**TASK INSTRUCTIONS**
Copy the lines holding the word "know", all of them.

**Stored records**
"""

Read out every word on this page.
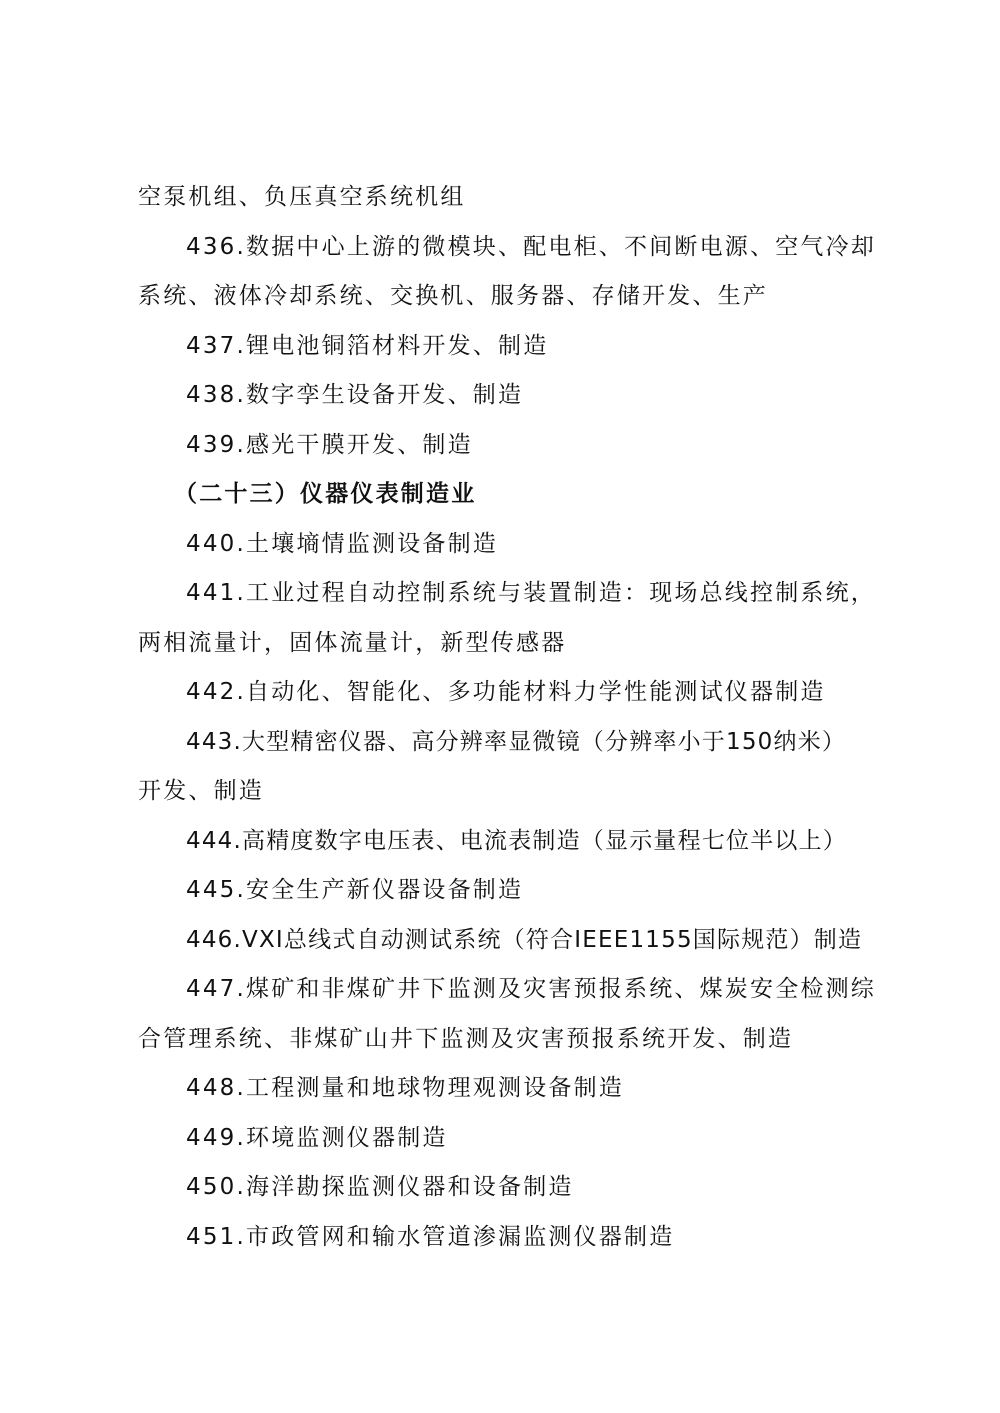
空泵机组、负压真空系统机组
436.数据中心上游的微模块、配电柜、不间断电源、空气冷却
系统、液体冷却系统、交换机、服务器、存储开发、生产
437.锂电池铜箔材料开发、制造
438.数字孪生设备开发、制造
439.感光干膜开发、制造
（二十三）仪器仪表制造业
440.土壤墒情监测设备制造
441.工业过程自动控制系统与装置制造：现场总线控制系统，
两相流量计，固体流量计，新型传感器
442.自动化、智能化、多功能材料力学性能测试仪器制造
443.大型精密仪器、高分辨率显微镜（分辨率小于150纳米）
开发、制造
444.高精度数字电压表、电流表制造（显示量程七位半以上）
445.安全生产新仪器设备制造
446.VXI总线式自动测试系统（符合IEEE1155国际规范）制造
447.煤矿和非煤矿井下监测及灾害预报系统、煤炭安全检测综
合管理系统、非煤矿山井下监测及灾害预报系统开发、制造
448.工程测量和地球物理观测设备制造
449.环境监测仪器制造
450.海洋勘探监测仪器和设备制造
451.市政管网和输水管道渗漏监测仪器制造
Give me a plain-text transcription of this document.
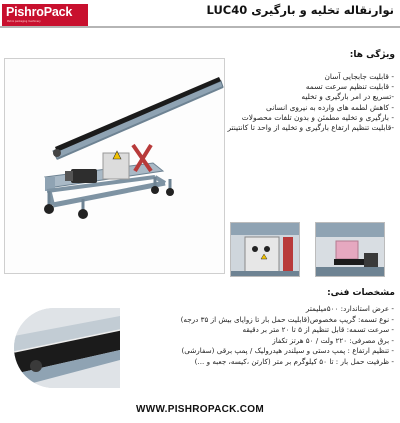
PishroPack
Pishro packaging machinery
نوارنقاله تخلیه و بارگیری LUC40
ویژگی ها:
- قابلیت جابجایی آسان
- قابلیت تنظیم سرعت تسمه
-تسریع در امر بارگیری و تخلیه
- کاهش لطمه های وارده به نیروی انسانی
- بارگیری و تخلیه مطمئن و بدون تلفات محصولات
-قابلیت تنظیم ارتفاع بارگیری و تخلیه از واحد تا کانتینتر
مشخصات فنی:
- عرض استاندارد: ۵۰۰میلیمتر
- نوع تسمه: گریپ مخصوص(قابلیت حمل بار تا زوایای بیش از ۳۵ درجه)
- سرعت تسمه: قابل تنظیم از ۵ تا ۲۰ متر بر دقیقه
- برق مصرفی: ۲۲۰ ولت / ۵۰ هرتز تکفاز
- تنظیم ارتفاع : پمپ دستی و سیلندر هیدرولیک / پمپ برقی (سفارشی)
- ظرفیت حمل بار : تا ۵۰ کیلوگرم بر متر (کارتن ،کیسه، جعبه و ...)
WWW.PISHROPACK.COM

"""
"""

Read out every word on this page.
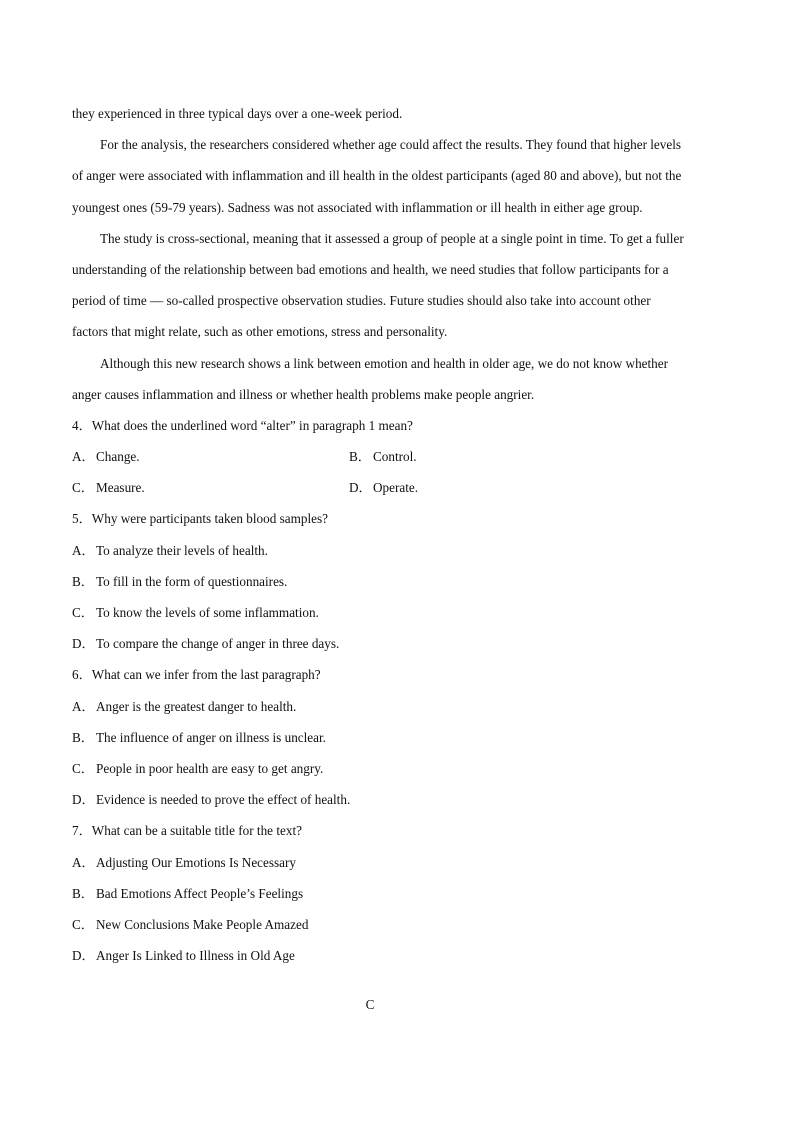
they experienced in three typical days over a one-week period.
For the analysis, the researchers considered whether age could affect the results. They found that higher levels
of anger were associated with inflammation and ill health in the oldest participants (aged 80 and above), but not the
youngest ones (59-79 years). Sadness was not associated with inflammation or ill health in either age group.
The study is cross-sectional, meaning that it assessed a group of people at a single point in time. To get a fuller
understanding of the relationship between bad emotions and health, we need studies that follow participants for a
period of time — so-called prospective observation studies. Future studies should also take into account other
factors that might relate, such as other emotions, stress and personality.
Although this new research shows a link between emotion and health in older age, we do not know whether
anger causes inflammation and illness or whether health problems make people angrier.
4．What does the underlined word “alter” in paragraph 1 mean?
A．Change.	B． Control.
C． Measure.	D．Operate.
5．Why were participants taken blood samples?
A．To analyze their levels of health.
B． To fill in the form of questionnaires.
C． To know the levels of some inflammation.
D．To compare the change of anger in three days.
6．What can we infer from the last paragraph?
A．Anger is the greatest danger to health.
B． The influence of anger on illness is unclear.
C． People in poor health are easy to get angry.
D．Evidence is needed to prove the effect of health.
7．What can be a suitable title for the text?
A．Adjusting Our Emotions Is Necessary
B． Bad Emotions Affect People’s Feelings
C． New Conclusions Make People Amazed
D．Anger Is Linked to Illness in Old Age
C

"""

**CORRECT OUTPUT**
Although this new research shows a link between emotion and health in older age, we do not know whether
C． To know the levels of some inflammation.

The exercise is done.